MATERIAL PROVIDED –
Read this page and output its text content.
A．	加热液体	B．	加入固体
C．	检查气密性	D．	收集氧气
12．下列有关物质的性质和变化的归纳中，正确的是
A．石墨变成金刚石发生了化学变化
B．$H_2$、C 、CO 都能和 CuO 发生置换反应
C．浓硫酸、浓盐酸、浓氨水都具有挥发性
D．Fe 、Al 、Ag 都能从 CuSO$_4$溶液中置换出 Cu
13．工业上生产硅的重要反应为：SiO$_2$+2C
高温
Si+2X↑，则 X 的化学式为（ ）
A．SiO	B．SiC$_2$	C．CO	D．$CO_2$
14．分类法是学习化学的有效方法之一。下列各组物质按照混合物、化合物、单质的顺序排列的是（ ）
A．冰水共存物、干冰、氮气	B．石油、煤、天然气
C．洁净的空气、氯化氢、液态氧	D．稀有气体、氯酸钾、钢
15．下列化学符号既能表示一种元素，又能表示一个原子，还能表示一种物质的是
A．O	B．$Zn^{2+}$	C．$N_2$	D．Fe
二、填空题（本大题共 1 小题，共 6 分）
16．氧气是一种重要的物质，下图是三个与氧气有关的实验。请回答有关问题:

REQUIREMENT – Return the listing above in its exact form.

RESULT –
Read this page and output its text content.
A．	加热液体	B．	加入固体
C．	检查气密性	D．	收集氧气
12．下列有关物质的性质和变化的归纳中，正确的是
A．石墨变成金刚石发生了化学变化
B．$H_2$、C 、CO 都能和 CuO 发生置换反应
C．浓硫酸、浓盐酸、浓氨水都具有挥发性
D．Fe 、Al 、Ag 都能从 CuSO$_4$溶液中置换出 Cu
13．工业上生产硅的重要反应为：SiO$_2$+2C
高温
Si+2X↑，则 X 的化学式为（ ）
A．SiO	B．SiC$_2$	C．CO	D．$CO_2$
14．分类法是学习化学的有效方法之一。下列各组物质按照混合物、化合物、单质的顺序排列的是（ ）
A．冰水共存物、干冰、氮气	B．石油、煤、天然气
C．洁净的空气、氯化氢、液态氧	D．稀有气体、氯酸钾、钢
15．下列化学符号既能表示一种元素，又能表示一个原子，还能表示一种物质的是
A．O	B．$Zn^{2+}$	C．$N_2$	D．Fe
二、填空题（本大题共 1 小题，共 6 分）
16．氧气是一种重要的物质，下图是三个与氧气有关的实验。请回答有关问题:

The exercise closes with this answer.